++++ Records for this exercise ++++
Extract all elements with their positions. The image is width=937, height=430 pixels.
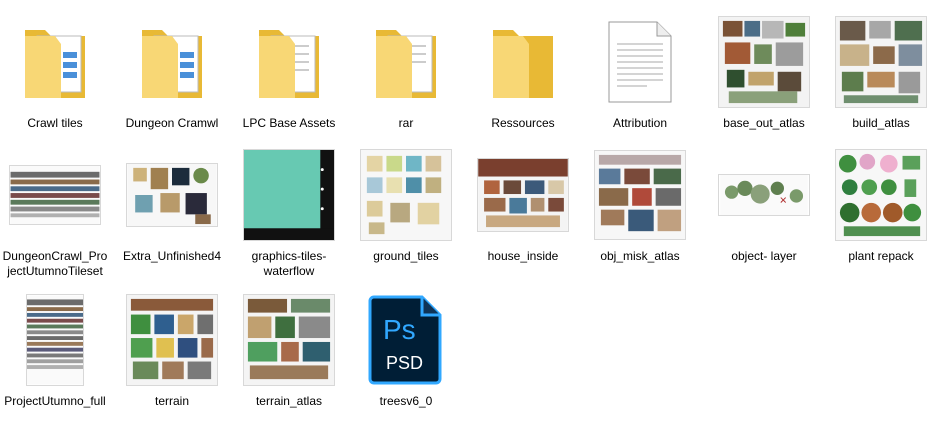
file-name: ground_tiles <box>373 249 439 263</box>
file-name: house_inside <box>487 249 559 263</box>
image-thumbnail: ✕ <box>714 145 814 245</box>
file-name: graphics-tiles-waterflow <box>251 249 327 278</box>
file-name: object- layer <box>731 249 797 263</box>
image-thumbnail <box>122 290 222 390</box>
folder-icon <box>239 12 339 112</box>
file-name: plant repack <box>848 249 914 263</box>
file-item-projectutumno-full[interactable]: ProjectUtumno_full <box>0 290 110 430</box>
file-item-rar[interactable]: rar <box>351 12 461 152</box>
image-thumbnail <box>122 145 222 245</box>
file-item-object-layer[interactable]: ✕ object- layer <box>709 145 819 285</box>
photoshop-file-icon: Ps PSD <box>356 290 456 390</box>
folder-icon <box>122 12 222 112</box>
image-thumbnail <box>5 290 105 390</box>
ps-logo: Ps <box>383 314 416 345</box>
image-thumbnail <box>473 145 573 245</box>
file-name: terrain_atlas <box>255 394 323 408</box>
image-thumbnail <box>239 290 339 390</box>
file-name: build_atlas <box>852 116 910 130</box>
file-item-build-atlas[interactable]: build_atlas <box>826 12 936 152</box>
file-item-attribution[interactable]: Attribution <box>585 12 695 152</box>
file-name: Crawl tiles <box>27 116 83 130</box>
file-name: treesv6_0 <box>379 394 433 408</box>
file-name: rar <box>398 116 414 130</box>
file-name: LPC Base Assets <box>242 116 336 130</box>
file-name: Ressources <box>491 116 555 130</box>
file-item-dungeoncrawl-projectutumnotileset[interactable]: DungeonCrawl_ProjectUtumnoTileset <box>0 145 110 285</box>
file-item-lpc-base-assets[interactable]: LPC Base Assets <box>234 12 344 152</box>
file-item-graphics-tiles-waterflow[interactable]: graphics-tiles-waterflow <box>234 145 344 285</box>
file-name: Extra_Unfinished4 <box>122 249 222 263</box>
file-name: terrain <box>154 394 189 408</box>
file-item-house-inside[interactable]: house_inside <box>468 145 578 285</box>
file-item-extra-unfinished4[interactable]: Extra_Unfinished4 <box>117 145 227 285</box>
file-name: obj_misk_atlas <box>600 249 680 263</box>
folder-icon <box>5 12 105 112</box>
image-thumbnail <box>831 145 931 245</box>
file-item-crawl-tiles[interactable]: Crawl tiles <box>0 12 110 152</box>
file-name: ProjectUtumno_full <box>4 394 106 408</box>
file-item-treesv6-0[interactable]: Ps PSD treesv6_0 <box>351 290 461 430</box>
file-item-ground-tiles[interactable]: ground_tiles <box>351 145 461 285</box>
folder-icon <box>356 12 456 112</box>
image-thumbnail <box>356 145 456 245</box>
file-name: DungeonCrawl_ProjectUtumnoTileset <box>2 249 108 278</box>
file-item-terrain[interactable]: terrain <box>117 290 227 430</box>
image-thumbnail <box>714 12 814 112</box>
image-thumbnail <box>831 12 931 112</box>
file-name: base_out_atlas <box>723 116 805 130</box>
svg-text:✕: ✕ <box>779 196 787 207</box>
file-name: Dungeon Cramwl <box>125 116 219 130</box>
file-name: Attribution <box>612 116 668 130</box>
file-item-base-out-atlas[interactable]: base_out_atlas <box>709 12 819 152</box>
image-thumbnail <box>590 145 690 245</box>
image-thumbnail <box>5 145 105 245</box>
file-item-plant-repack[interactable]: plant repack <box>826 145 936 285</box>
image-thumbnail <box>239 145 339 245</box>
text-document-icon <box>590 12 690 112</box>
file-item-dungeon-cramwl[interactable]: Dungeon Cramwl <box>117 12 227 152</box>
psd-badge: PSD <box>386 353 423 373</box>
file-item-obj-misk-atlas[interactable]: obj_misk_atlas <box>585 145 695 285</box>
folder-icon <box>473 12 573 112</box>
file-item-ressources[interactable]: Ressources <box>468 12 578 152</box>
file-item-terrain-atlas[interactable]: terrain_atlas <box>234 290 344 430</box>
++++
Challenge: Reproduce every item above line for line, omitting the pictures.

Complete output:
Extract all elements with their positions. The image is width=937, height=430 pixels.
file-name: ground_tiles <box>373 249 439 263</box>
file-name: house_inside <box>487 249 559 263</box>
image-thumbnail: ✕ <box>714 145 814 245</box>
file-name: graphics-tiles-waterflow <box>251 249 327 278</box>
file-name: object- layer <box>731 249 797 263</box>
image-thumbnail <box>122 290 222 390</box>
folder-icon <box>239 12 339 112</box>
file-name: plant repack <box>848 249 914 263</box>
file-item-projectutumno-full[interactable]: ProjectUtumno_full <box>0 290 110 430</box>
file-item-rar[interactable]: rar <box>351 12 461 152</box>
image-thumbnail <box>122 145 222 245</box>
file-item-object-layer[interactable]: ✕ object- layer <box>709 145 819 285</box>
photoshop-file-icon: Ps PSD <box>356 290 456 390</box>
folder-icon <box>122 12 222 112</box>
image-thumbnail <box>5 290 105 390</box>
ps-logo: Ps <box>383 314 416 345</box>
image-thumbnail <box>473 145 573 245</box>
file-name: terrain_atlas <box>255 394 323 408</box>
image-thumbnail <box>239 290 339 390</box>
file-name: build_atlas <box>852 116 910 130</box>
file-item-build-atlas[interactable]: build_atlas <box>826 12 936 152</box>
file-item-attribution[interactable]: Attribution <box>585 12 695 152</box>
file-name: Crawl tiles <box>27 116 83 130</box>
file-name: treesv6_0 <box>379 394 433 408</box>
file-name: rar <box>398 116 414 130</box>
file-name: LPC Base Assets <box>242 116 336 130</box>
file-name: Ressources <box>491 116 555 130</box>
file-item-dungeoncrawl-projectutumnotileset[interactable]: DungeonCrawl_ProjectUtumnoTileset <box>0 145 110 285</box>
file-item-lpc-base-assets[interactable]: LPC Base Assets <box>234 12 344 152</box>
file-item-graphics-tiles-waterflow[interactable]: graphics-tiles-waterflow <box>234 145 344 285</box>
file-name: Extra_Unfinished4 <box>122 249 222 263</box>
file-name: terrain <box>154 394 189 408</box>
file-item-house-inside[interactable]: house_inside <box>468 145 578 285</box>
file-item-extra-unfinished4[interactable]: Extra_Unfinished4 <box>117 145 227 285</box>
file-name: obj_misk_atlas <box>600 249 680 263</box>
folder-icon <box>5 12 105 112</box>
image-thumbnail <box>831 145 931 245</box>
file-item-crawl-tiles[interactable]: Crawl tiles <box>0 12 110 152</box>
file-name: ProjectUtumno_full <box>4 394 106 408</box>
file-item-treesv6-0[interactable]: Ps PSD treesv6_0 <box>351 290 461 430</box>
file-item-ground-tiles[interactable]: ground_tiles <box>351 145 461 285</box>
folder-icon <box>356 12 456 112</box>
image-thumbnail <box>356 145 456 245</box>
file-name: DungeonCrawl_ProjectUtumnoTileset <box>2 249 108 278</box>
file-item-terrain[interactable]: terrain <box>117 290 227 430</box>
image-thumbnail <box>714 12 814 112</box>
image-thumbnail <box>831 12 931 112</box>
file-name: base_out_atlas <box>723 116 805 130</box>
svg-text:✕: ✕ <box>779 196 787 207</box>
file-name: Dungeon Cramwl <box>125 116 219 130</box>
file-name: Attribution <box>612 116 668 130</box>
file-item-base-out-atlas[interactable]: base_out_atlas <box>709 12 819 152</box>
image-thumbnail <box>590 145 690 245</box>
image-thumbnail <box>5 145 105 245</box>
file-item-plant-repack[interactable]: plant repack <box>826 145 936 285</box>
image-thumbnail <box>239 145 339 245</box>
text-document-icon <box>590 12 690 112</box>
file-item-dungeon-cramwl[interactable]: Dungeon Cramwl <box>117 12 227 152</box>
psd-badge: PSD <box>386 353 423 373</box>
file-item-obj-misk-atlas[interactable]: obj_misk_atlas <box>585 145 695 285</box>
folder-icon <box>473 12 573 112</box>
file-item-ressources[interactable]: Ressources <box>468 12 578 152</box>
file-item-terrain-atlas[interactable]: terrain_atlas <box>234 290 344 430</box>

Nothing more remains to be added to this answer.